* **The problem**:
Write out every entry, unchanged. Skip any picture.

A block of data

◇ ◇ ◇ ◇ ◇

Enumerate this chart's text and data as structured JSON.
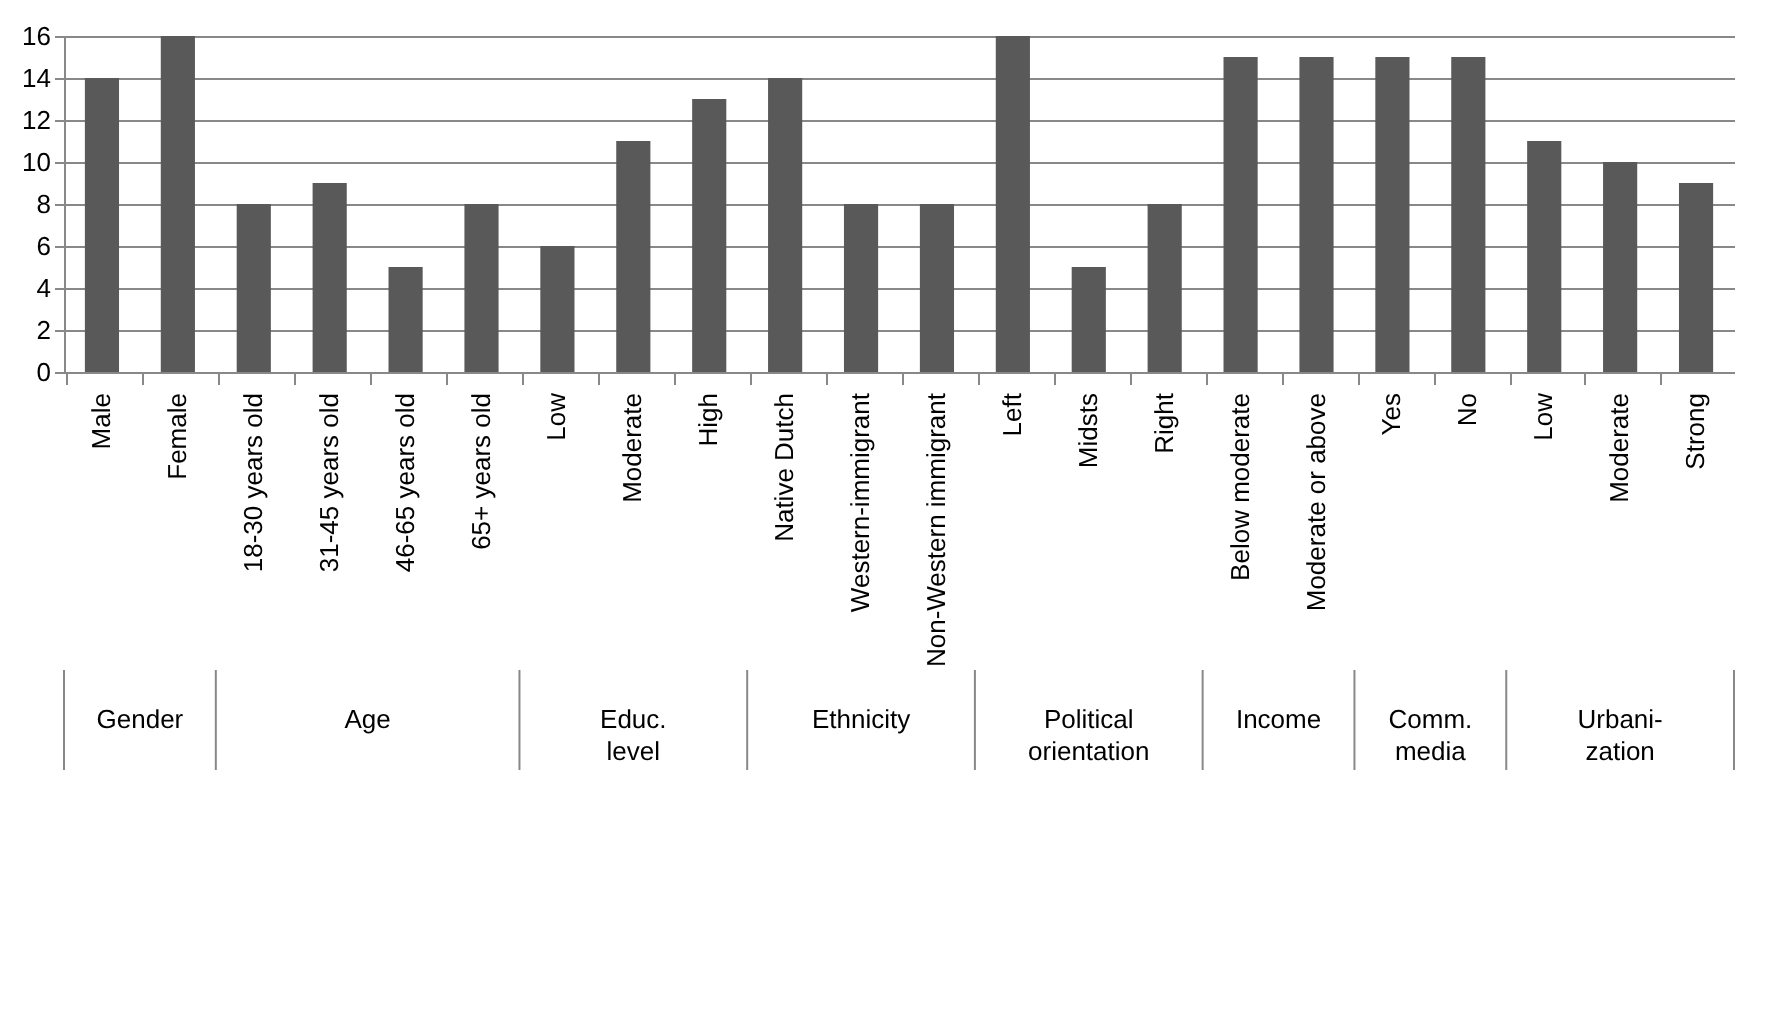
{
  "chart_data": {
    "type": "bar",
    "categories": [
      "Male",
      "Female",
      "18-30 years old",
      "31-45 years old",
      "46-65 years old",
      "65+ years old",
      "Low",
      "Moderate",
      "High",
      "Native Dutch",
      "Western-immigrant",
      "Non-Western immigrant",
      "Left",
      "Midsts",
      "Right",
      "Below moderate",
      "Moderate or above",
      "Yes",
      "No",
      "Low",
      "Moderate",
      "Strong"
    ],
    "values": [
      14,
      16,
      8,
      9,
      5,
      8,
      6,
      11,
      13,
      14,
      8,
      8,
      16,
      5,
      8,
      15,
      15,
      15,
      15,
      11,
      10,
      9
    ],
    "color": "#595959",
    "ylim": [
      0,
      16
    ],
    "yticks": [
      0,
      2,
      4,
      6,
      8,
      10,
      12,
      14,
      16
    ],
    "grid": "y",
    "annotations": [
      "Gender",
      "Age",
      "Educ. level",
      "Ethnicity",
      "Political orientation",
      "Income",
      "Comm. media",
      "Urbani-zation"
    ]
  }
}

◇ ◇ ◇ ◇ ◇

* **Solution to this problem**:
Enumerate this chart's text and data as structured JSON.
{
  "chart_data": {
    "type": "bar",
    "categories": [
      "Male",
      "Female",
      "18-30 years old",
      "31-45 years old",
      "46-65 years old",
      "65+ years old",
      "Low",
      "Moderate",
      "High",
      "Native Dutch",
      "Western-immigrant",
      "Non-Western immigrant",
      "Left",
      "Midsts",
      "Right",
      "Below moderate",
      "Moderate or above",
      "Yes",
      "No",
      "Low",
      "Moderate",
      "Strong"
    ],
    "values": [
      14,
      16,
      8,
      9,
      5,
      8,
      6,
      11,
      13,
      14,
      8,
      8,
      16,
      5,
      8,
      15,
      15,
      15,
      15,
      11,
      10,
      9
    ],
    "color": "#595959",
    "ylim": [
      0,
      16
    ],
    "yticks": [
      0,
      2,
      4,
      6,
      8,
      10,
      12,
      14,
      16
    ],
    "grid": "y",
    "annotations": [
      "Gender",
      "Age",
      "Educ. level",
      "Ethnicity",
      "Political orientation",
      "Income",
      "Comm. media",
      "Urbani-zation"
    ]
  }
}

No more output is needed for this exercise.